───── Extract to read ─────

You've concluded that the formula for WAR takes subjective views???

I will strive to keep this civil, although you are making it difficult.

 

One more time: I have seen no evidence--none, zilch, nada--that WAR measures anything. I haven't even seen an attempt by the proponants of war (visit Fangraphs! Please!) to validate their theory. It is a mathematical formula that generates a number. That's all you, or anyone else as far as I've seen, can claim with certainty. It may be a perfect measure of how many wins Joe Mauer is responsible for over a mythical "replacement player," but then again, it may be complete garbage. The point is, how would you, or WAR's proponants, know that?

 

Furthermore, a reasonable person looking into WAR would have to at least question the following:

 

1. The formula itself is pretty questionable. For example, position player WAR uses three disparate measures (wRAA, UZR, UBR), and then mashes them together into a single number. Even if we accept the validity of those three numbers, they measure separate things using separate formulas. Meshing them together is like adding body temperature, blood pressure, and age and saying you're a 289/120. It makes no sense. And that's even IF we accept the validity of the three numbers themselves, which is questionable at best. Even the inventor of UZR, for example, says UZR is unreliable over a sample size of a single season. Yet that number is used in calculating WAR.

 

2. The number from the formula above is then "position adjusted." WAR would tell you if Brett Gardner played CF for the Yankees, while Granderson moved to left, their WAR would be different. Same players. Same team. Same spot in the batting order. Same offensive numbers. Same mythical "replacement players." Yet by swapping positions, both of their WAR changes. WAR would tell you if Joe Mauer plays 1b, he's worth 25 less runs than if he plays C. Ignoring the questionable logic of this premise itself...where did they come up with these numbers? I'll tell you...they pretty much took the "defensive spectrum," and assigned random numbers to it. That's pretty much the story. I understand it's easier to find a 1B that puts up a .300/.400/.500 line that to find a SS that puts up identical numbers, but that doesn't mean those numbers generate more team runs simply because the player moves across the diamond.

 

I could go on. You are of course free to believe what you wish. If you think WAR is an accurate measure of anything, good for you. I am skeptical at best, and it's not because I haven't done the research to form my own opinion. Frankly, I'm surprised anyone who puts some thought and effort into looking into WAR pays it much attention. I suspect within a few years, few people will.

Posted

Coming off the year he had. Signing the contract was a no brainer. I also was heartened that the Twins reached into the wallet and paid. That was a huge moment in Twins history because I still remember Calvin Griffith. This aint your Daddy's Twins anymore.

 

It completely sucks that Mauer has become this injury thing but the swing is still sweet.

 

I also get the impression that some posters over value the long ball. For those who over value the power part. Mauer can get it back, it's a slight swing adjustment. Will he... That's a good question.

 

If Mauer is hitting over .300 at the trade deadline and looking healthy and if the Twins decided to start the rebuild and put Joe on the block looking for prospects. Both the Yankees and Red Sox would pick up the phone and take a large portion of the contract And send a decent player or two over. (the twins probably won't do this).

 

If he gets Hurt again. He will play be in a Twins uniform for the duration of said contract.

───── Extracted data ─────

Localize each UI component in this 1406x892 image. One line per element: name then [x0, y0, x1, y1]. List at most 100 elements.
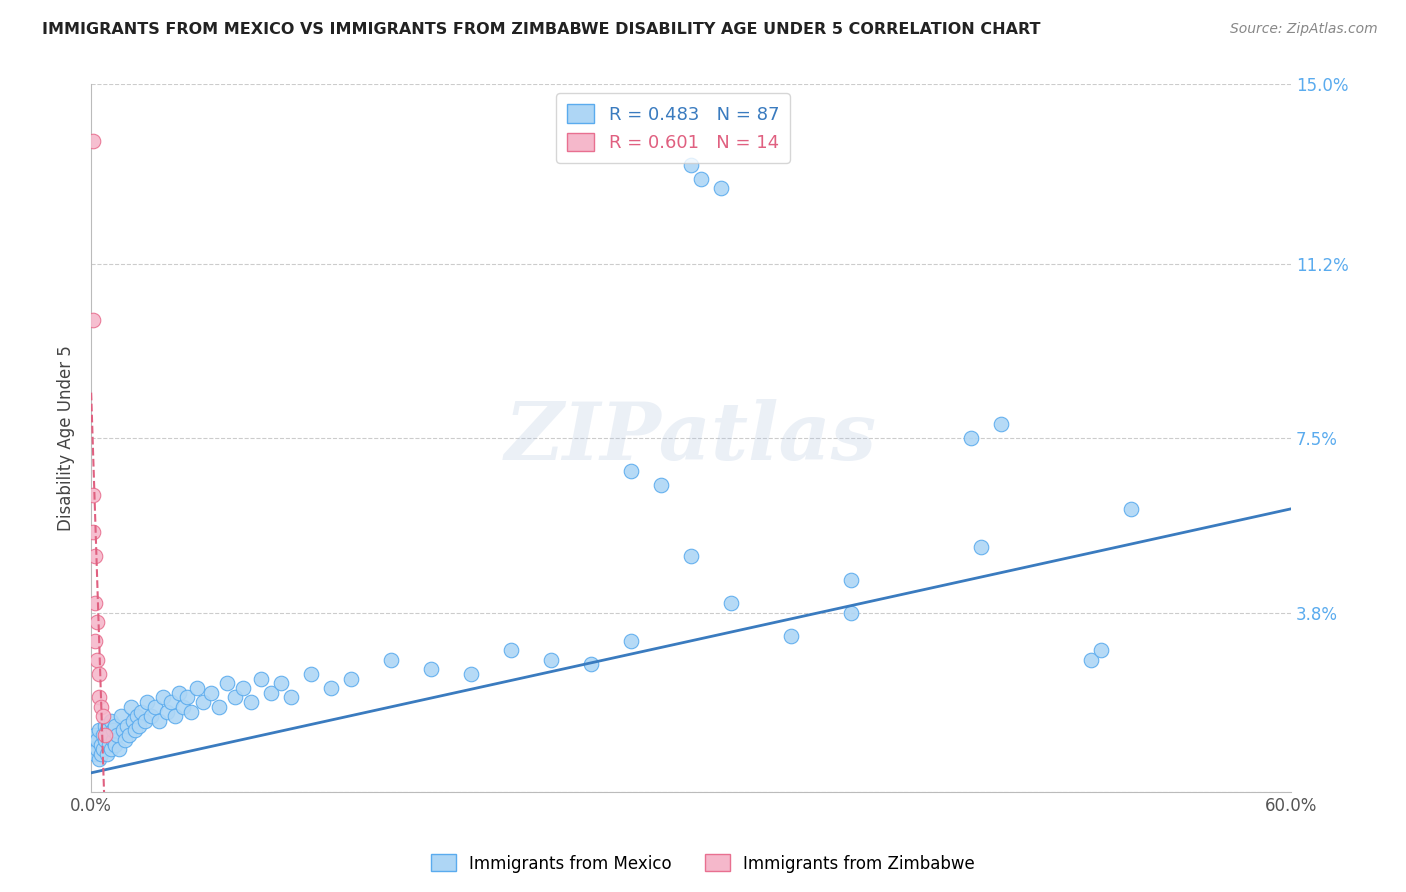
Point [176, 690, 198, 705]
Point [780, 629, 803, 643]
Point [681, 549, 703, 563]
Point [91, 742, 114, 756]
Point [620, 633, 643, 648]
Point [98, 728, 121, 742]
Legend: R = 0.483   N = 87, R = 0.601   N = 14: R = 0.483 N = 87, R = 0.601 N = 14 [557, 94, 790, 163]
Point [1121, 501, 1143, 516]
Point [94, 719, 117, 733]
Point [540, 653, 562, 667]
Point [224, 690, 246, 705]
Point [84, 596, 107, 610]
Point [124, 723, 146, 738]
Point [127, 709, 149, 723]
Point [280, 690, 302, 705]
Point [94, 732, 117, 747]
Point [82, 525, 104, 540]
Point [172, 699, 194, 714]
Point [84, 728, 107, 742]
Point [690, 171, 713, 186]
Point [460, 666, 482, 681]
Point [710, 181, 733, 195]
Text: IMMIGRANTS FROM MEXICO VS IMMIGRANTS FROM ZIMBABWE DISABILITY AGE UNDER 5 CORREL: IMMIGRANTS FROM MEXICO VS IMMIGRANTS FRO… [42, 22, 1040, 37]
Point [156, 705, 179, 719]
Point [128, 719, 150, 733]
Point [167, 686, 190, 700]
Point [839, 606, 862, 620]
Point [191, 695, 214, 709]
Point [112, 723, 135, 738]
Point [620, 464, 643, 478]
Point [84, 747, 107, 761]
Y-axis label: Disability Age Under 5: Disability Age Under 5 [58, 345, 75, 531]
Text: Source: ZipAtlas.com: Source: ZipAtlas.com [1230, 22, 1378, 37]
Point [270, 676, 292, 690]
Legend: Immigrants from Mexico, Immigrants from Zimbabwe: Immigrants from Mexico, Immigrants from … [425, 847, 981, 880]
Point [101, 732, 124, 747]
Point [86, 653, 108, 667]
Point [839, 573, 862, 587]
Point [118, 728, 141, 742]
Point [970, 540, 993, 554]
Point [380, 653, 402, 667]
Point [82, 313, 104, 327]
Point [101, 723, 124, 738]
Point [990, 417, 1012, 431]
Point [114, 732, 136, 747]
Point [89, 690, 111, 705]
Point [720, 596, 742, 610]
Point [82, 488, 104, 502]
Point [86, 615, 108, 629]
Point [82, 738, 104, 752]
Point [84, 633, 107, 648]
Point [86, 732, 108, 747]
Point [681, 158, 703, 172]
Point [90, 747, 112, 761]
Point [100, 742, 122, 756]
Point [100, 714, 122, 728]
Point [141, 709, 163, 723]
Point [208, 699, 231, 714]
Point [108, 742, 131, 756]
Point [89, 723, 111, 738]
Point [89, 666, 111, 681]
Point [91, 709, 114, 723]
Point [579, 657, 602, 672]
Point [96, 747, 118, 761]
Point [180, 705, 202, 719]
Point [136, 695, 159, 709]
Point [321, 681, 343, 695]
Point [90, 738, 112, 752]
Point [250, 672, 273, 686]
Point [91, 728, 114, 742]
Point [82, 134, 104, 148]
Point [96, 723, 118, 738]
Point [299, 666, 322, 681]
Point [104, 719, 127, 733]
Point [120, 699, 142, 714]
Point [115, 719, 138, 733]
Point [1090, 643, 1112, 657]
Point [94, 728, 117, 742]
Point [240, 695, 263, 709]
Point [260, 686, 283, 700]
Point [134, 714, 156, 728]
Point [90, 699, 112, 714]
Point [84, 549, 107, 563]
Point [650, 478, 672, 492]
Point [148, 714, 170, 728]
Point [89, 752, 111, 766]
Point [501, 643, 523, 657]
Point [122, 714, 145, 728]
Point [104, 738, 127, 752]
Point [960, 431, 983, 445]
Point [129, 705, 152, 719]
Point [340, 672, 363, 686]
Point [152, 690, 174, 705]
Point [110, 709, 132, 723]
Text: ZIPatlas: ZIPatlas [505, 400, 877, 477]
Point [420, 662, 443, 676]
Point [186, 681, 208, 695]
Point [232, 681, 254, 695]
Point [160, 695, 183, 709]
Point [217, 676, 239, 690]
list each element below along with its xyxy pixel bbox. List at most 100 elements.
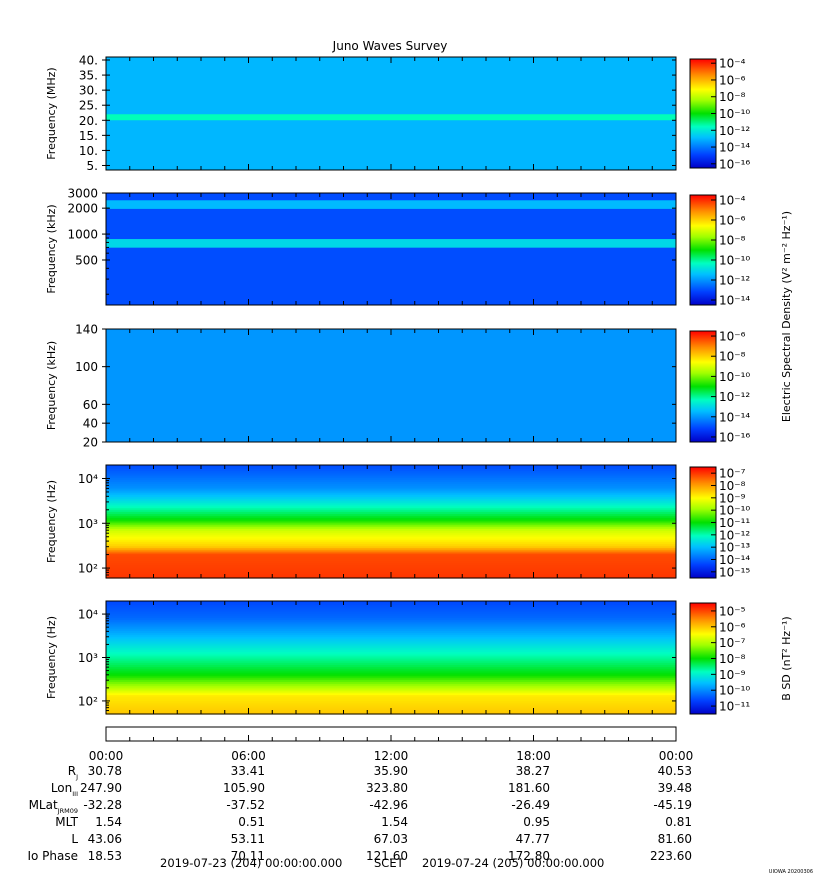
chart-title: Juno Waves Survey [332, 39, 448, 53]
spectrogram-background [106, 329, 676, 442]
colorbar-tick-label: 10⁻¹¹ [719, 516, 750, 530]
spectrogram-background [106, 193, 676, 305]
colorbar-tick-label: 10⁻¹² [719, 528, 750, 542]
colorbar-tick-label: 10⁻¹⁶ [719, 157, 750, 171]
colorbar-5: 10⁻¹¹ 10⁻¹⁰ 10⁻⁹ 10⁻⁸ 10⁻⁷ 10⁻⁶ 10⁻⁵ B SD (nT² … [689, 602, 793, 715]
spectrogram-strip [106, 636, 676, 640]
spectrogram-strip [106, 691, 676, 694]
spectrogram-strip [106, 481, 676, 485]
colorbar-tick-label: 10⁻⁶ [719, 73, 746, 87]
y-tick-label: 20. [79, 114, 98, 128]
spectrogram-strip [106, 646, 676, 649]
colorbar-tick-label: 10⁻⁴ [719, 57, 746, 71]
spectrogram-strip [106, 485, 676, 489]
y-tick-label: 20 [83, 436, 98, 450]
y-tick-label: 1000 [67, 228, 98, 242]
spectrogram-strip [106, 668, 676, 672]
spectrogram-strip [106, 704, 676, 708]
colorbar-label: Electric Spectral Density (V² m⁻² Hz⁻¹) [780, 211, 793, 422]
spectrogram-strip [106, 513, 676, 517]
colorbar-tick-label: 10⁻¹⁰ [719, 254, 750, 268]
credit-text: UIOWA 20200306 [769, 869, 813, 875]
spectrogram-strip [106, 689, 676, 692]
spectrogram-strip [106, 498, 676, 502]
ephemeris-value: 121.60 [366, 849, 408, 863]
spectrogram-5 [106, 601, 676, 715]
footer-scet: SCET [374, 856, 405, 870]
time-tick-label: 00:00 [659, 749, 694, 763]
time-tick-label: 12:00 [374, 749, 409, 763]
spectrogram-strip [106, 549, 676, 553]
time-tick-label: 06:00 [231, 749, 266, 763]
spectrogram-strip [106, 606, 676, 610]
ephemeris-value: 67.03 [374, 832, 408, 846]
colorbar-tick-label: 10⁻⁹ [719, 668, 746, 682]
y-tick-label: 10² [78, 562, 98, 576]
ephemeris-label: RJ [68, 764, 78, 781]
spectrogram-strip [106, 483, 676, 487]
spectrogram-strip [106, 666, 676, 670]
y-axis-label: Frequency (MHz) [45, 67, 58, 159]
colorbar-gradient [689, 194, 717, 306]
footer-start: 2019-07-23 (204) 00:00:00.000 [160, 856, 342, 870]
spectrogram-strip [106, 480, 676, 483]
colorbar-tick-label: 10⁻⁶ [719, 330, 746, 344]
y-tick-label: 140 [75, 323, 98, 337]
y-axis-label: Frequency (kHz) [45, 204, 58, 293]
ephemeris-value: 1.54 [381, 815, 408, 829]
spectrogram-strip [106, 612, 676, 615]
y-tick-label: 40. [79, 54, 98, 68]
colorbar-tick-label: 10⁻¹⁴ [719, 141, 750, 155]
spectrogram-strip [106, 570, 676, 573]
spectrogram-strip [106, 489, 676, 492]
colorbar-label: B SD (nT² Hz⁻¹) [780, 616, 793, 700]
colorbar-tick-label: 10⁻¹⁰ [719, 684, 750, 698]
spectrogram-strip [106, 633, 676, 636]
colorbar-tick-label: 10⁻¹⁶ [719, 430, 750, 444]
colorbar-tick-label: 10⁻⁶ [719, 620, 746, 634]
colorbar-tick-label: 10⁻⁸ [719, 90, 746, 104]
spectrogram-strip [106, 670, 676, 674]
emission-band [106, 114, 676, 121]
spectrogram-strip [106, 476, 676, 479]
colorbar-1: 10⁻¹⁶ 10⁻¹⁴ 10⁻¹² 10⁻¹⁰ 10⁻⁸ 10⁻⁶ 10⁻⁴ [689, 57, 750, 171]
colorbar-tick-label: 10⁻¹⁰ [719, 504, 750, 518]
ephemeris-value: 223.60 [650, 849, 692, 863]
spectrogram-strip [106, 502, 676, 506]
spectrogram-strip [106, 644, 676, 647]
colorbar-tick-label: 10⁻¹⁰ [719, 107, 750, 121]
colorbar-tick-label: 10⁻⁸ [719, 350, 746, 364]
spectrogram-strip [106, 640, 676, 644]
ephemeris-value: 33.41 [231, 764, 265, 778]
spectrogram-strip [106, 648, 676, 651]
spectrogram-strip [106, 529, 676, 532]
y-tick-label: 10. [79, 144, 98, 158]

─────

◆ Set of tasks
[1] Decide whether each statement agrees with the discussion of WAR and Joe Mauer. Answer yes or no, and quote the deciding words from the text. (a) Position player WAR combines wRAA, UZR, and UBR into a single number. (b) The inventor of UZR regards it as reliable over a single season. (c) The Twins are expected to put Mauer on the trade block.
[2] In the records, rewrite the lines from the one containing "chart-title: Juno Waves" through the one containing "spectrogram-strip [106, 612, 676, 615]". Replace "colorbar-tick-label" with "scale-tick-label" and leave everything else unchanged.

◆ Final results
[1]
(a) Yes: "position player WAR uses three disparate measures (wRAA, UZR, UBR), and then mashes them together into a single number."
(b) No: "Even the inventor of UZR, for example, says UZR is unreliable over a sample size of a single season."
(c) No: "(the twins probably won't do this)."

[2]
chart-title: Juno Waves Survey [332, 39, 448, 53]
spectrogram-background [106, 329, 676, 442]
scale-tick-label: 10⁻¹¹ [719, 516, 750, 530]
spectrogram-background [106, 193, 676, 305]
scale-tick-label: 10⁻¹² [719, 528, 750, 542]
scale-tick-label: 10⁻¹⁶ [719, 157, 750, 171]
colorbar-5: 10⁻¹¹ 10⁻¹⁰ 10⁻⁹ 10⁻⁸ 10⁻⁷ 10⁻⁶ 10⁻⁵ B SD (nT² … [689, 602, 793, 715]
spectrogram-strip [106, 636, 676, 640]
spectrogram-strip [106, 691, 676, 694]
spectrogram-strip [106, 481, 676, 485]
scale-tick-label: 10⁻⁶ [719, 73, 746, 87]
y-tick-label: 20. [79, 114, 98, 128]
spectrogram-strip [106, 646, 676, 649]
scale-tick-label: 10⁻⁴ [719, 57, 746, 71]
spectrogram-strip [106, 485, 676, 489]
y-tick-label: 20 [83, 436, 98, 450]
y-tick-label: 1000 [67, 228, 98, 242]
spectrogram-strip [106, 668, 676, 672]
spectrogram-strip [106, 704, 676, 708]
colorbar-label: Electric Spectral Density (V² m⁻² Hz⁻¹) [780, 211, 793, 422]
spectrogram-strip [106, 513, 676, 517]
scale-tick-label: 10⁻¹⁰ [719, 254, 750, 268]
credit-text: UIOWA 20200306 [769, 869, 813, 875]
spectrogram-strip [106, 689, 676, 692]
spectrogram-strip [106, 498, 676, 502]
ephemeris-value: 121.60 [366, 849, 408, 863]
spectrogram-5 [106, 601, 676, 715]
footer-scet: SCET [374, 856, 405, 870]
time-tick-label: 00:00 [659, 749, 694, 763]
time-tick-label: 12:00 [374, 749, 409, 763]
spectrogram-strip [106, 549, 676, 553]
time-tick-label: 06:00 [231, 749, 266, 763]
spectrogram-strip [106, 606, 676, 610]
ephemeris-value: 67.03 [374, 832, 408, 846]
scale-tick-label: 10⁻⁹ [719, 668, 746, 682]
y-tick-label: 10² [78, 562, 98, 576]
ephemeris-label: RJ [68, 764, 78, 781]
spectrogram-strip [106, 483, 676, 487]
spectrogram-strip [106, 666, 676, 670]
y-axis-label: Frequency (MHz) [45, 67, 58, 159]
colorbar-gradient [689, 194, 717, 306]
footer-start: 2019-07-23 (204) 00:00:00.000 [160, 856, 342, 870]
spectrogram-strip [106, 480, 676, 483]
scale-tick-label: 10⁻⁶ [719, 330, 746, 344]
y-tick-label: 140 [75, 323, 98, 337]
y-axis-label: Frequency (kHz) [45, 204, 58, 293]
ephemeris-value: 1.54 [381, 815, 408, 829]
spectrogram-strip [106, 612, 676, 615]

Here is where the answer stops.